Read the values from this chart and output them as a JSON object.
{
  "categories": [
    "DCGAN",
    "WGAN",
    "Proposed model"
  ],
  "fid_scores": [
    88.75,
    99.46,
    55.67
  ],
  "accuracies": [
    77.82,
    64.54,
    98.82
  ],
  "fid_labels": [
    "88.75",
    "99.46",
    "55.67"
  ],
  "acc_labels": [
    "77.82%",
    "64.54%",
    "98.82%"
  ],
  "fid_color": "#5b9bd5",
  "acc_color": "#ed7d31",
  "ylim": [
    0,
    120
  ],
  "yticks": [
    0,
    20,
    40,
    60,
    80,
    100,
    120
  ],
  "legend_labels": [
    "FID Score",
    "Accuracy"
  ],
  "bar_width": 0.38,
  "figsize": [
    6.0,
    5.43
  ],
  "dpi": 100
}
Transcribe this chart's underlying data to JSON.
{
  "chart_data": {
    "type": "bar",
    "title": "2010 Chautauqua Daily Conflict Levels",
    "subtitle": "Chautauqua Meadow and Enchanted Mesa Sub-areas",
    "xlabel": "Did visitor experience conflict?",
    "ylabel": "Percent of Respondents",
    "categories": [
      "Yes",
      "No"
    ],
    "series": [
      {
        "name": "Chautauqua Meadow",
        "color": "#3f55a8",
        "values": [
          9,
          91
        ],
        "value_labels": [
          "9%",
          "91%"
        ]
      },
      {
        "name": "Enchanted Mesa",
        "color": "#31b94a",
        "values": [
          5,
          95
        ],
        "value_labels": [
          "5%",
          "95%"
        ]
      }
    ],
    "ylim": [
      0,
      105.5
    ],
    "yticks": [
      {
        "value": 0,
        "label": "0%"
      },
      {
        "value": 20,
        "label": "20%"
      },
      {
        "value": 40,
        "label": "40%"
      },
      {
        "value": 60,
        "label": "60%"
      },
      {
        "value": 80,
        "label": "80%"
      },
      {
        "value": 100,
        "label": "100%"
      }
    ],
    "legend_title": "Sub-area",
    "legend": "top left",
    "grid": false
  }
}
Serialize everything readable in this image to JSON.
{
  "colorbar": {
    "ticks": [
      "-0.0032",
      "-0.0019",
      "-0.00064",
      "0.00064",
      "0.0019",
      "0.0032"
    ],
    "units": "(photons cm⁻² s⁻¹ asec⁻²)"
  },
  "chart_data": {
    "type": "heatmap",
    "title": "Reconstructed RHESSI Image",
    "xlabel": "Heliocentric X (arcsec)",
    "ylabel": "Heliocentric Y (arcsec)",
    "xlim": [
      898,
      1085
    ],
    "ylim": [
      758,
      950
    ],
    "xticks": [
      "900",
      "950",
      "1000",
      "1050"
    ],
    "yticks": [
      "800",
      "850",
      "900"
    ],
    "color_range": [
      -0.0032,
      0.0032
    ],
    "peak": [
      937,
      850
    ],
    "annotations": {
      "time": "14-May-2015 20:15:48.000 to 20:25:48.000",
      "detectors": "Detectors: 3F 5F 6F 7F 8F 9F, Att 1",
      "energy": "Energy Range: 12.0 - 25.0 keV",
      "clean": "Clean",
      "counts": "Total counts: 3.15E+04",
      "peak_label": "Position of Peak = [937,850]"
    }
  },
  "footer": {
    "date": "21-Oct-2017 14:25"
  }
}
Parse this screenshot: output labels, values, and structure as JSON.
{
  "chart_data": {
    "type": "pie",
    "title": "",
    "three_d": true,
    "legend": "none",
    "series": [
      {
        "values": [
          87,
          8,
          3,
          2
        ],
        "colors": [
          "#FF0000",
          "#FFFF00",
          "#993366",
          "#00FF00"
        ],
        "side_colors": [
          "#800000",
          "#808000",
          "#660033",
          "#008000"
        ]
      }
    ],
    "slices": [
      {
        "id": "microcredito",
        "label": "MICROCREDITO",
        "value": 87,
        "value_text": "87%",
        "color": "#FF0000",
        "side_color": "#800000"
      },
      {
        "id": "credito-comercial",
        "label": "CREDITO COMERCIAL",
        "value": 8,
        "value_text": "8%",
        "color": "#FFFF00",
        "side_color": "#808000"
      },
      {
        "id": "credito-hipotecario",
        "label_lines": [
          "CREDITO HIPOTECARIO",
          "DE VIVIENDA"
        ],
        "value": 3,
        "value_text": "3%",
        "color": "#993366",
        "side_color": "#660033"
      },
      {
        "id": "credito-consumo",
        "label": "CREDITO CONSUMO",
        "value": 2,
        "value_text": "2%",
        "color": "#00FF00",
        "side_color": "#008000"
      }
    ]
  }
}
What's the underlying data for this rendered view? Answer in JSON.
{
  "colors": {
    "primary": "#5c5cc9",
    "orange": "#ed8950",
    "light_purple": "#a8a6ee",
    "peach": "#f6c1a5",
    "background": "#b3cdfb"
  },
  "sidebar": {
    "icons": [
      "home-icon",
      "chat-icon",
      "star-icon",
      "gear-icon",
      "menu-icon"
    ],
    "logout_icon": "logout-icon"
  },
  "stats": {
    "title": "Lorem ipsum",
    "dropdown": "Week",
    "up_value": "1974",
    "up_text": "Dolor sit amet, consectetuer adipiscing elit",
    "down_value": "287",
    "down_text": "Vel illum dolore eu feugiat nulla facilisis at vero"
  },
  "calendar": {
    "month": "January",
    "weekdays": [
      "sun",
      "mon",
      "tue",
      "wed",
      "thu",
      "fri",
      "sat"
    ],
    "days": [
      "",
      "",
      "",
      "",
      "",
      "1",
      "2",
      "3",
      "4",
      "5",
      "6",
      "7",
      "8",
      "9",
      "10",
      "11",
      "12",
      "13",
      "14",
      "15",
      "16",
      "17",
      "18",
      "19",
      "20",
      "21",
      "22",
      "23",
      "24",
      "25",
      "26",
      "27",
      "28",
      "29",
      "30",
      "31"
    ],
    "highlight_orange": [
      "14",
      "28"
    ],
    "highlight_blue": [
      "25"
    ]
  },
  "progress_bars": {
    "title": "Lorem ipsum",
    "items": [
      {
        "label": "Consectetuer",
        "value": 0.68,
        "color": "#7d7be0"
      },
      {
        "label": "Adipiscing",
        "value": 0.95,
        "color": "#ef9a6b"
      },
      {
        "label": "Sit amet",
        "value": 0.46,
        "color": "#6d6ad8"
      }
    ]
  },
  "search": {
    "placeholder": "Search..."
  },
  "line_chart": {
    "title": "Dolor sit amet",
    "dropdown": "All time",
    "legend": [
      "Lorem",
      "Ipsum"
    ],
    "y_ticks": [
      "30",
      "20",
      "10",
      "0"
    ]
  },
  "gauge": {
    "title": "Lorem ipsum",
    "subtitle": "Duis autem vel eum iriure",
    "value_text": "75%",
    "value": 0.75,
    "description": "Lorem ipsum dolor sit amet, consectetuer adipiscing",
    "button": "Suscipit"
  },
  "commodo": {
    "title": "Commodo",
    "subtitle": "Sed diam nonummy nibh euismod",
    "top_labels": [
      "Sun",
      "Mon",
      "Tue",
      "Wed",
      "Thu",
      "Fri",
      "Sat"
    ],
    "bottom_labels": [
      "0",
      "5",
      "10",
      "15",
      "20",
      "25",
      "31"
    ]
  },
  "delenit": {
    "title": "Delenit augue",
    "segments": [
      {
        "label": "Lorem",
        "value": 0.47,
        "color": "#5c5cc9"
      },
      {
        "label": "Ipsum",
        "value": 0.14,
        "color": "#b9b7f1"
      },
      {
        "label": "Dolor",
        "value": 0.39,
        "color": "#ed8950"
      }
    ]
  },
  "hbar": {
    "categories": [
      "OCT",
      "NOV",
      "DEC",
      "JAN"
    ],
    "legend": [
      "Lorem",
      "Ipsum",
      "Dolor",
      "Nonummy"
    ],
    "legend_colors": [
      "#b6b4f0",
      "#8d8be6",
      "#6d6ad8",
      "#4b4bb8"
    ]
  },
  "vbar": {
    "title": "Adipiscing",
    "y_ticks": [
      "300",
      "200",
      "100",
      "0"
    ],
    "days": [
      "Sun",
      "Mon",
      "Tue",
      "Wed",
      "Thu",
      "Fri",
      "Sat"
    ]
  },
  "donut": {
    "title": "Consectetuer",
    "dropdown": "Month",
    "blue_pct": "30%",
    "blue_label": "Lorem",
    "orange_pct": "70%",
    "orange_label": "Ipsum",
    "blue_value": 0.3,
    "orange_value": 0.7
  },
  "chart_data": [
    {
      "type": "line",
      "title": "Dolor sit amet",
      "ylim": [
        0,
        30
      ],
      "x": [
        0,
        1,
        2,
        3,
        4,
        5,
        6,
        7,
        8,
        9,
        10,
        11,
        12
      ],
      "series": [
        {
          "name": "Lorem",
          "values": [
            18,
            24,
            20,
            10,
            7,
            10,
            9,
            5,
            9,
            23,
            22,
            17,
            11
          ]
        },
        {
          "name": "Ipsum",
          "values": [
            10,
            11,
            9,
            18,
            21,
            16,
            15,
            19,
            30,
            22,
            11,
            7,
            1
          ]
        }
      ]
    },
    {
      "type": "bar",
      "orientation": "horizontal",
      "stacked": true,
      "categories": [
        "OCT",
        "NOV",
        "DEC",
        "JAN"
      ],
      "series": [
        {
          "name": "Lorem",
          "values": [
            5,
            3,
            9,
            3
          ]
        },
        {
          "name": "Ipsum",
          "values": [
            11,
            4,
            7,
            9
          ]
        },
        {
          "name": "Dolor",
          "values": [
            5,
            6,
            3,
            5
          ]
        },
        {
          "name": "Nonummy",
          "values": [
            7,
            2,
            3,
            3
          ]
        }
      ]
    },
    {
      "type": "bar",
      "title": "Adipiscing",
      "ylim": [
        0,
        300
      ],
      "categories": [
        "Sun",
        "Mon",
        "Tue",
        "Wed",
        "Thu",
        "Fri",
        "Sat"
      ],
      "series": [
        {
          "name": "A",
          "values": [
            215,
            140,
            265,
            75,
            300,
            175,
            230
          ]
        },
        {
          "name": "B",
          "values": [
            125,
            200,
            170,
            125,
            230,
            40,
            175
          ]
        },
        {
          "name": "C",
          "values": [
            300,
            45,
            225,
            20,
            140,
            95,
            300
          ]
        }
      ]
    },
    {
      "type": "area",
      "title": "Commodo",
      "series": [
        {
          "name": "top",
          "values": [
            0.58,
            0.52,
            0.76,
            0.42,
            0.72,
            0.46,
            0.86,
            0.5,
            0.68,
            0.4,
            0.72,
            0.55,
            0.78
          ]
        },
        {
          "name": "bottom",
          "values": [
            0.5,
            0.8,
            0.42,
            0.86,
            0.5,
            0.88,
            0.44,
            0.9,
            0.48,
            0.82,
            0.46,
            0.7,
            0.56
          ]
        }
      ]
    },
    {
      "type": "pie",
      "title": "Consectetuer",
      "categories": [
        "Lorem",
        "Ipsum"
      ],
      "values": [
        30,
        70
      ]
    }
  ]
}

Work required:
Pull out all lines containing "Meadow".

Solution:
    "subtitle": "Chautauqua Meadow and Enchanted Mesa Sub-areas",
        "name": "Chautauqua Meadow",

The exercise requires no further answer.